Quote the whole listing verbatim.

**The records**:
= = = = =

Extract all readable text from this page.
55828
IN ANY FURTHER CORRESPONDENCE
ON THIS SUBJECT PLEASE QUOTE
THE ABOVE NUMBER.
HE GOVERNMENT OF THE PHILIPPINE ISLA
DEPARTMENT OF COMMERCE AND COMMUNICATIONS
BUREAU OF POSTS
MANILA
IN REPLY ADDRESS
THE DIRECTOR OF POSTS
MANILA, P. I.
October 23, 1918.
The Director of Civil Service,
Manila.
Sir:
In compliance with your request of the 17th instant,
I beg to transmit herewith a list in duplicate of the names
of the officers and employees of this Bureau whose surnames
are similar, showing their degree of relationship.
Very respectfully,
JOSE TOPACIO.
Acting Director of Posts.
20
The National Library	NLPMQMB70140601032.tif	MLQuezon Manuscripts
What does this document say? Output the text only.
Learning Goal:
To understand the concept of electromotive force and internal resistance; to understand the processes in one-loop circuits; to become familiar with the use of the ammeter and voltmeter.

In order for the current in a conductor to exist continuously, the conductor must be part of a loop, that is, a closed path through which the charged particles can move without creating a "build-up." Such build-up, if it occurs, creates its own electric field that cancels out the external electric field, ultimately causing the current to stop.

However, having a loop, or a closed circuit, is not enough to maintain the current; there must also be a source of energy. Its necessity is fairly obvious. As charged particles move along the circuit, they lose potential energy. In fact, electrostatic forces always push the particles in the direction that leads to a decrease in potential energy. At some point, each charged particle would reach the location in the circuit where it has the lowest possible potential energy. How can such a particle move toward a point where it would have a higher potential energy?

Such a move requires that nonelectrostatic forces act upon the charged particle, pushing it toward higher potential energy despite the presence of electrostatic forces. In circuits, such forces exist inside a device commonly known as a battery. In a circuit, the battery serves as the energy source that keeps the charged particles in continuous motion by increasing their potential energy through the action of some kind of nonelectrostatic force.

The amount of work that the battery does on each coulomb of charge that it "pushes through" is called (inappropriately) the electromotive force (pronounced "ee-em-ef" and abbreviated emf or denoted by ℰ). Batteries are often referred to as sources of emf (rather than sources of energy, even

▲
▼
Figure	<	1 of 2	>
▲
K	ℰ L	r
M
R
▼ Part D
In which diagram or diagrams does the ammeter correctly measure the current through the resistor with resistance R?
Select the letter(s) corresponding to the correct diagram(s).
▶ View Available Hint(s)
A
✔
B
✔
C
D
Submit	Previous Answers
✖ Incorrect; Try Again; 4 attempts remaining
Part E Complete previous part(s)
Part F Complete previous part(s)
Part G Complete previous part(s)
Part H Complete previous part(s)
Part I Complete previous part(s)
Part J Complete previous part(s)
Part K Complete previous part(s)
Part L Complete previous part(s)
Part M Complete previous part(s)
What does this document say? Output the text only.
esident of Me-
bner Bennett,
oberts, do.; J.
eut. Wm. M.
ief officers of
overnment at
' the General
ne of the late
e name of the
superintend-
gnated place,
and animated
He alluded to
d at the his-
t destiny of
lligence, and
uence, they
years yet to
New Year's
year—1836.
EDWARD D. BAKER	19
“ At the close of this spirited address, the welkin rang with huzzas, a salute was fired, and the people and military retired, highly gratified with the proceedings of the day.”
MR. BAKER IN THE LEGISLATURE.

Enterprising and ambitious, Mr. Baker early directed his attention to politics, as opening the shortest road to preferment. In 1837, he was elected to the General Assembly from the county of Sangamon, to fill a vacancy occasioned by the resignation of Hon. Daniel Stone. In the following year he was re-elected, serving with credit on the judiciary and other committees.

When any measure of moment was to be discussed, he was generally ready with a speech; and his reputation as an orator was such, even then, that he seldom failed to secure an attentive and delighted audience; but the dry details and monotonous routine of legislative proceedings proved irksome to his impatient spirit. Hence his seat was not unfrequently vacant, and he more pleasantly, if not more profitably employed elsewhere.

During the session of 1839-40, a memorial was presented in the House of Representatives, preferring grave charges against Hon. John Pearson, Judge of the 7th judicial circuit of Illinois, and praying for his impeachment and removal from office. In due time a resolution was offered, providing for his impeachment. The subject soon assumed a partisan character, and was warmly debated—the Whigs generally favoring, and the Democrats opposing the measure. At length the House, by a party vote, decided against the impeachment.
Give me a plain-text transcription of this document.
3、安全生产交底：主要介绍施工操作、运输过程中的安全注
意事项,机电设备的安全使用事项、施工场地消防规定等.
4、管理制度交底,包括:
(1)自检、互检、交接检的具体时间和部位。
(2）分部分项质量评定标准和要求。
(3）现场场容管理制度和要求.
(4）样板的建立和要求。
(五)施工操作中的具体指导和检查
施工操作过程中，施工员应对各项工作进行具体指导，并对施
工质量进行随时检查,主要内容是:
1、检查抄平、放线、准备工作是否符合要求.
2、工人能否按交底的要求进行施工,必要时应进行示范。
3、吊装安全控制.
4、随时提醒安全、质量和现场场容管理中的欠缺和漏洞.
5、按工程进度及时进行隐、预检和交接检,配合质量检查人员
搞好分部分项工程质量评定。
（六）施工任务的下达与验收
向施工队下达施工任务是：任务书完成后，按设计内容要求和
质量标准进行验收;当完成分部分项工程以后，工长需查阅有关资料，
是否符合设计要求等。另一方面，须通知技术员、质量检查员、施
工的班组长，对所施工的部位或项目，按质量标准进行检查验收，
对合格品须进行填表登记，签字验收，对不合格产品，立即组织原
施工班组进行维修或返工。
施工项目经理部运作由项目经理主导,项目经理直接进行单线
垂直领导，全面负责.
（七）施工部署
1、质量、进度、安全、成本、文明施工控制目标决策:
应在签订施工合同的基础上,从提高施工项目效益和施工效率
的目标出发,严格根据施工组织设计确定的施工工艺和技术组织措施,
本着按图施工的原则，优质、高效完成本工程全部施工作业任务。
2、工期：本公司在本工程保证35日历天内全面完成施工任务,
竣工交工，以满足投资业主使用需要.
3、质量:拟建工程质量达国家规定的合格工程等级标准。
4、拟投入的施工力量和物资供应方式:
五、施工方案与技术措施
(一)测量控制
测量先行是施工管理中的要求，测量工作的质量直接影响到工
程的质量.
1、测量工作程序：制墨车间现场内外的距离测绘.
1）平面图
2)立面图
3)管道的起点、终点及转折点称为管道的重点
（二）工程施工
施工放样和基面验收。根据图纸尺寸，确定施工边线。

= = = = =

**Answer for the task**:
Extract all readable text from this page.
55828
IN ANY FURTHER CORRESPONDENCE
ON THIS SUBJECT PLEASE QUOTE
THE ABOVE NUMBER.
HE GOVERNMENT OF THE PHILIPPINE ISLA
DEPARTMENT OF COMMERCE AND COMMUNICATIONS
BUREAU OF POSTS
MANILA
IN REPLY ADDRESS
THE DIRECTOR OF POSTS
MANILA, P. I.
October 23, 1918.
The Director of Civil Service,
Manila.
Sir:
In compliance with your request of the 17th instant,
I beg to transmit herewith a list in duplicate of the names
of the officers and employees of this Bureau whose surnames
are similar, showing their degree of relationship.
Very respectfully,
JOSE TOPACIO.
Acting Director of Posts.
20
The National Library	NLPMQMB70140601032.tif	MLQuezon Manuscripts
What does this document say? Output the text only.
Learning Goal:
To understand the concept of electromotive force and internal resistance; to understand the processes in one-loop circuits; to become familiar with the use of the ammeter and voltmeter.

In order for the current in a conductor to exist continuously, the conductor must be part of a loop, that is, a closed path through which the charged particles can move without creating a "build-up." Such build-up, if it occurs, creates its own electric field that cancels out the external electric field, ultimately causing the current to stop.

However, having a loop, or a closed circuit, is not enough to maintain the current; there must also be a source of energy. Its necessity is fairly obvious. As charged particles move along the circuit, they lose potential energy. In fact, electrostatic forces always push the particles in the direction that leads to a decrease in potential energy. At some point, each charged particle would reach the location in the circuit where it has the lowest possible potential energy. How can such a particle move toward a point where it would have a higher potential energy?

Such a move requires that nonelectrostatic forces act upon the charged particle, pushing it toward higher potential energy despite the presence of electrostatic forces. In circuits, such forces exist inside a device commonly known as a battery. In a circuit, the battery serves as the energy source that keeps the charged particles in continuous motion by increasing their potential energy through the action of some kind of nonelectrostatic force.

The amount of work that the battery does on each coulomb of charge that it "pushes through" is called (inappropriately) the electromotive force (pronounced "ee-em-ef" and abbreviated emf or denoted by ℰ). Batteries are often referred to as sources of emf (rather than sources of energy, even

▲
▼
Figure	<	1 of 2	>
▲
K	ℰ L	r
M
R
▼ Part D
In which diagram or diagrams does the ammeter correctly measure the current through the resistor with resistance R?
Select the letter(s) corresponding to the correct diagram(s).
▶ View Available Hint(s)
A
✔
B
✔
C
D
Submit	Previous Answers
✖ Incorrect; Try Again; 4 attempts remaining
Part E Complete previous part(s)
Part F Complete previous part(s)
Part G Complete previous part(s)
Part H Complete previous part(s)
Part I Complete previous part(s)
Part J Complete previous part(s)
Part K Complete previous part(s)
Part L Complete previous part(s)
Part M Complete previous part(s)
What does this document say? Output the text only.
esident of Me-
bner Bennett,
oberts, do.; J.
eut. Wm. M.
ief officers of
overnment at
' the General
ne of the late
e name of the
superintend-
gnated place,
and animated
He alluded to
d at the his-
t destiny of
lligence, and
uence, they
years yet to
New Year's
year—1836.
EDWARD D. BAKER	19
“ At the close of this spirited address, the welkin rang with huzzas, a salute was fired, and the people and military retired, highly gratified with the proceedings of the day.”
MR. BAKER IN THE LEGISLATURE.

Enterprising and ambitious, Mr. Baker early directed his attention to politics, as opening the shortest road to preferment. In 1837, he was elected to the General Assembly from the county of Sangamon, to fill a vacancy occasioned by the resignation of Hon. Daniel Stone. In the following year he was re-elected, serving with credit on the judiciary and other committees.

When any measure of moment was to be discussed, he was generally ready with a speech; and his reputation as an orator was such, even then, that he seldom failed to secure an attentive and delighted audience; but the dry details and monotonous routine of legislative proceedings proved irksome to his impatient spirit. Hence his seat was not unfrequently vacant, and he more pleasantly, if not more profitably employed elsewhere.

During the session of 1839-40, a memorial was presented in the House of Representatives, preferring grave charges against Hon. John Pearson, Judge of the 7th judicial circuit of Illinois, and praying for his impeachment and removal from office. In due time a resolution was offered, providing for his impeachment. The subject soon assumed a partisan character, and was warmly debated—the Whigs generally favoring, and the Democrats opposing the measure. At length the House, by a party vote, decided against the impeachment.
Give me a plain-text transcription of this document.
3、安全生产交底：主要介绍施工操作、运输过程中的安全注
意事项,机电设备的安全使用事项、施工场地消防规定等.
4、管理制度交底,包括:
(1)自检、互检、交接检的具体时间和部位。
(2）分部分项质量评定标准和要求。
(3）现场场容管理制度和要求.
(4）样板的建立和要求。
(五)施工操作中的具体指导和检查
施工操作过程中，施工员应对各项工作进行具体指导，并对施
工质量进行随时检查,主要内容是:
1、检查抄平、放线、准备工作是否符合要求.
2、工人能否按交底的要求进行施工,必要时应进行示范。
3、吊装安全控制.
4、随时提醒安全、质量和现场场容管理中的欠缺和漏洞.
5、按工程进度及时进行隐、预检和交接检,配合质量检查人员
搞好分部分项工程质量评定。
（六）施工任务的下达与验收
向施工队下达施工任务是：任务书完成后，按设计内容要求和
质量标准进行验收;当完成分部分项工程以后，工长需查阅有关资料，
是否符合设计要求等。另一方面，须通知技术员、质量检查员、施
工的班组长，对所施工的部位或项目，按质量标准进行检查验收，
对合格品须进行填表登记，签字验收，对不合格产品，立即组织原
施工班组进行维修或返工。
施工项目经理部运作由项目经理主导,项目经理直接进行单线
垂直领导，全面负责.
（七）施工部署
1、质量、进度、安全、成本、文明施工控制目标决策:
应在签订施工合同的基础上,从提高施工项目效益和施工效率
的目标出发,严格根据施工组织设计确定的施工工艺和技术组织措施,
本着按图施工的原则，优质、高效完成本工程全部施工作业任务。
2、工期：本公司在本工程保证35日历天内全面完成施工任务,
竣工交工，以满足投资业主使用需要.
3、质量:拟建工程质量达国家规定的合格工程等级标准。
4、拟投入的施工力量和物资供应方式:
五、施工方案与技术措施
(一)测量控制
测量先行是施工管理中的要求，测量工作的质量直接影响到工
程的质量.
1、测量工作程序：制墨车间现场内外的距离测绘.
1）平面图
2)立面图
3)管道的起点、终点及转折点称为管道的重点
（二）工程施工
施工放样和基面验收。根据图纸尺寸，确定施工边线。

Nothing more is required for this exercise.